- Data to process -
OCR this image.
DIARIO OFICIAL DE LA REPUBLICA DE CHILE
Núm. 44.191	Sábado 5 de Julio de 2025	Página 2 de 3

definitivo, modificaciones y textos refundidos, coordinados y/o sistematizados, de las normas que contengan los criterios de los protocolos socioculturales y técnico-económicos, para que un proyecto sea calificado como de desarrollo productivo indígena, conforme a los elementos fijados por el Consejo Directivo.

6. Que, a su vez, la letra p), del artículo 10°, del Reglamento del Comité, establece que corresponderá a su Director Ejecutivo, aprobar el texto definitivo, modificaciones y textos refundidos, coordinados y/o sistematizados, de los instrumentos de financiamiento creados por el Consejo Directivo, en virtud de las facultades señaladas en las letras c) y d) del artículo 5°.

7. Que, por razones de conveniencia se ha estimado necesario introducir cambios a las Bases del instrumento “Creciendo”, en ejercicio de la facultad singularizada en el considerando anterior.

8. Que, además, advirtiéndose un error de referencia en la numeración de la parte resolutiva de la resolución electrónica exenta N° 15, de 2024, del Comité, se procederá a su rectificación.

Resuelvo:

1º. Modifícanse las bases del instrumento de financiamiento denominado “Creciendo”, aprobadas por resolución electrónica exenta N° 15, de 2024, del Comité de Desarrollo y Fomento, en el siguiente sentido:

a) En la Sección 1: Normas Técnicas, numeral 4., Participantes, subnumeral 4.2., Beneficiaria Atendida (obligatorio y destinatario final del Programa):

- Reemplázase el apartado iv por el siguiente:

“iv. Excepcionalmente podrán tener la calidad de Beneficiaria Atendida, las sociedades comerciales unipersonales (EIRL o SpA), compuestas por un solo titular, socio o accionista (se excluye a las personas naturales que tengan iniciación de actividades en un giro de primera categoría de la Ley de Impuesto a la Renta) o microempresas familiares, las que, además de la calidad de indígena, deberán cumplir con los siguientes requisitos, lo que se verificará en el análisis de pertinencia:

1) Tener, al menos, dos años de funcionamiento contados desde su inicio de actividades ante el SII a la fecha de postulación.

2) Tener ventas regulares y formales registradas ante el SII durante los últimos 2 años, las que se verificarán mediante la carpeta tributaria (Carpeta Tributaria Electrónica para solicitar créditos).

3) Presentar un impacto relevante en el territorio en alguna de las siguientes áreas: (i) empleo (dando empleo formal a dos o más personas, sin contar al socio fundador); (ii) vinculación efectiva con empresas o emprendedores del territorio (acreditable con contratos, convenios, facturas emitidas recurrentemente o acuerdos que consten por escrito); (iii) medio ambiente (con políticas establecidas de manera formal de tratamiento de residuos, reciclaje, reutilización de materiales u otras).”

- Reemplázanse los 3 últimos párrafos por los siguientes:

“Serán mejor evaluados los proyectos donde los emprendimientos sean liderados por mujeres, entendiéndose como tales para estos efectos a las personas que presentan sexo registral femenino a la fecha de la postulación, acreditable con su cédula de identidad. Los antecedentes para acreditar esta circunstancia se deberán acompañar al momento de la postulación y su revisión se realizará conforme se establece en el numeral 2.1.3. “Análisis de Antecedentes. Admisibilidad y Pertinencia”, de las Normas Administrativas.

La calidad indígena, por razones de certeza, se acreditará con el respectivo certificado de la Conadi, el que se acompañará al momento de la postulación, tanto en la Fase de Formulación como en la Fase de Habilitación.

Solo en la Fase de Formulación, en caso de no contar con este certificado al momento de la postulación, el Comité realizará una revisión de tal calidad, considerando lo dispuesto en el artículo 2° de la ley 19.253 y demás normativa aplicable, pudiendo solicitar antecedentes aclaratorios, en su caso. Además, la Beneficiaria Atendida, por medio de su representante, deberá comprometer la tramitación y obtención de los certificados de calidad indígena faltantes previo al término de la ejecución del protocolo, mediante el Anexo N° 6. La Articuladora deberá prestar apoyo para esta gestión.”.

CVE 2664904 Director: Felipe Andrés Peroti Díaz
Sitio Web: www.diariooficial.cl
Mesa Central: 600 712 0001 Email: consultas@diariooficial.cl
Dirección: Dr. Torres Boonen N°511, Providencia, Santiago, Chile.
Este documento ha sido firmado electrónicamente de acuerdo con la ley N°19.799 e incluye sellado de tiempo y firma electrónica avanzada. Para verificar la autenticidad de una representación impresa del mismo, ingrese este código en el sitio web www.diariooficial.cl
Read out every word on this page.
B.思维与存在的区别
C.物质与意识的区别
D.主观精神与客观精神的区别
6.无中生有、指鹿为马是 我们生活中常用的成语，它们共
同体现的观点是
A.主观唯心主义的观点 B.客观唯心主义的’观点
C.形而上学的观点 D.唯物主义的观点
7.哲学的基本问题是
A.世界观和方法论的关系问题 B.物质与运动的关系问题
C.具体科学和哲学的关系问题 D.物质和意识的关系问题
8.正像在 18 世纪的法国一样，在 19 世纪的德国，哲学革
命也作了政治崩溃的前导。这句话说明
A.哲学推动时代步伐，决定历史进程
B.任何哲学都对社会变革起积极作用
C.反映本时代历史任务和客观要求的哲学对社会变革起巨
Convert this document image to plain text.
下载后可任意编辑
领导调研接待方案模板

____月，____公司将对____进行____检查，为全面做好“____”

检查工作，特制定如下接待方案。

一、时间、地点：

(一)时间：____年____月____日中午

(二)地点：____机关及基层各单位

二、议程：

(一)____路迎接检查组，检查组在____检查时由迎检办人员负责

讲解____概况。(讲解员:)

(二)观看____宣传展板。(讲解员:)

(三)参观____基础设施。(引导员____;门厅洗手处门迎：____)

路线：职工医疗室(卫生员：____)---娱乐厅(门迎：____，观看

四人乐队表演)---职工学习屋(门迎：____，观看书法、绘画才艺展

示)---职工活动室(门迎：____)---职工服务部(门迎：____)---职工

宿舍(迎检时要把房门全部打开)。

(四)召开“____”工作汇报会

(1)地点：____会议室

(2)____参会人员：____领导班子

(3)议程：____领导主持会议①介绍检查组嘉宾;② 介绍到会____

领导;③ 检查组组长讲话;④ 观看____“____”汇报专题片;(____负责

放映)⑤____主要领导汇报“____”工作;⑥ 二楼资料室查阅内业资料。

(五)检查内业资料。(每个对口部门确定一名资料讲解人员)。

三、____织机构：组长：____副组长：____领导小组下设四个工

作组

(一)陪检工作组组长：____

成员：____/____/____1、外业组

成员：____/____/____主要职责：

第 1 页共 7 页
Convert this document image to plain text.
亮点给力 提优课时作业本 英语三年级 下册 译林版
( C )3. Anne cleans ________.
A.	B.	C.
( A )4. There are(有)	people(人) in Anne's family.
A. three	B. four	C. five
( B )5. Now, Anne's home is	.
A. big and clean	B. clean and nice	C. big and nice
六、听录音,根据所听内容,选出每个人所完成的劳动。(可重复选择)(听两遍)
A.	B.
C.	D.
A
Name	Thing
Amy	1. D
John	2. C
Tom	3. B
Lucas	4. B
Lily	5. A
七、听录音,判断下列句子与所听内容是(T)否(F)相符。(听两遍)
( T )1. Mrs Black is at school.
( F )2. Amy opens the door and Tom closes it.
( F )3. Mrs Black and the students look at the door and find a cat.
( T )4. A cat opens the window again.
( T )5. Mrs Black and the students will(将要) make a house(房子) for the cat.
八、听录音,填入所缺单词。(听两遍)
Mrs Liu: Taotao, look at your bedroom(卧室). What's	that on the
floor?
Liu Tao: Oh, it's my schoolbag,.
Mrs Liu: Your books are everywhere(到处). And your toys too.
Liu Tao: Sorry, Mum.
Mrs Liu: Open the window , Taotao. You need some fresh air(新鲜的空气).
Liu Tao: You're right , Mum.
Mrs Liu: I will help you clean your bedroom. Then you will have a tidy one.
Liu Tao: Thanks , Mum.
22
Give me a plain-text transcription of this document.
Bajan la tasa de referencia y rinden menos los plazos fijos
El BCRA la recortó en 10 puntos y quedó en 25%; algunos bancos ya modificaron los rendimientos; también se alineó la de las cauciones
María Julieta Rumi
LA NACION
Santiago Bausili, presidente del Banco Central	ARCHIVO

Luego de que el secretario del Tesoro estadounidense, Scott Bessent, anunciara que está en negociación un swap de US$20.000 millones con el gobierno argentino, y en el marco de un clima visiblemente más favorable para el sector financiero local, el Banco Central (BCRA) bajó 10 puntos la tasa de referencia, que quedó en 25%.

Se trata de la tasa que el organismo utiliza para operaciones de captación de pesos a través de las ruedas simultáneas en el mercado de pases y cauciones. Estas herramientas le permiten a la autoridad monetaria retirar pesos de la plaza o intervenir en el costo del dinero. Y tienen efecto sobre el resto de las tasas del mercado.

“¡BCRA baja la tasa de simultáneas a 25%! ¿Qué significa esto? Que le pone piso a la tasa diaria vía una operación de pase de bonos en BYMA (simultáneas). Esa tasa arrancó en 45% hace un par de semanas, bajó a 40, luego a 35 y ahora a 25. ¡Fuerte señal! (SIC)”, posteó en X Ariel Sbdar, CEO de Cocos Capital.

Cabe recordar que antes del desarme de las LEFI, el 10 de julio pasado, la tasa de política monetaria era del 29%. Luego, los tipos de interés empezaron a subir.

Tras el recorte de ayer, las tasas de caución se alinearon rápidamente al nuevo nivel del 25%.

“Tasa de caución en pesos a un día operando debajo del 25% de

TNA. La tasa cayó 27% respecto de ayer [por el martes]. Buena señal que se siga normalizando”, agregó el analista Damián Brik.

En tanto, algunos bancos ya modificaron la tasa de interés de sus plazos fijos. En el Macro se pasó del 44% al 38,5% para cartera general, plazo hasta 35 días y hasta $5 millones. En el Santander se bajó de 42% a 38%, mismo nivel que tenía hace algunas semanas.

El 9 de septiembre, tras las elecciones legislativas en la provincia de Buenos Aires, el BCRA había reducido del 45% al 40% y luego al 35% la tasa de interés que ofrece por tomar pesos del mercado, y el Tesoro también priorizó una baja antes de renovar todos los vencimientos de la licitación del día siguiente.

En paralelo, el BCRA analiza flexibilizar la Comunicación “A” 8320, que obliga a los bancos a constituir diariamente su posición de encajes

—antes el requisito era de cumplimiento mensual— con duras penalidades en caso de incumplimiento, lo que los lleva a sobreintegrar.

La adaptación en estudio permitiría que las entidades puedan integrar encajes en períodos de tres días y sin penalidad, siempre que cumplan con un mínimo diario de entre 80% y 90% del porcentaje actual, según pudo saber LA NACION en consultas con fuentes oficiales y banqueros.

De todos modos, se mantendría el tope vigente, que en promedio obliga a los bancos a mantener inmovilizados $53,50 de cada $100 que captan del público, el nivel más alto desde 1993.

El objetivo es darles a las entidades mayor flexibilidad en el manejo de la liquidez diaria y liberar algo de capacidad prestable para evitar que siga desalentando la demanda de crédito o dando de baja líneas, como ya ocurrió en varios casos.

- Objective -
Go through the material above and copy each line that has the word "Formulación".

- Full output -
La calidad indígena, por razones de certeza, se acreditará con el respectivo certificado de la Conadi, el que se acompañará al momento de la postulación, tanto en la Fase de Formulación como en la Fase de Habilitación.
Solo en la Fase de Formulación, en caso de no contar con este certificado al momento de la postulación, el Comité realizará una revisión de tal calidad, considerando lo dispuesto en el artículo 2° de la ley 19.253 y demás normativa aplicable, pudiendo solicitar antecedentes aclaratorios, en su caso. Además, la Beneficiaria Atendida, por medio de su representante, deberá comprometer la tramitación y obtención de los certificados de calidad indígena faltantes previo al término de la ejecución del protocolo, mediante el Anexo N° 6. La Articuladora deberá prestar apoyo para esta gestión.”.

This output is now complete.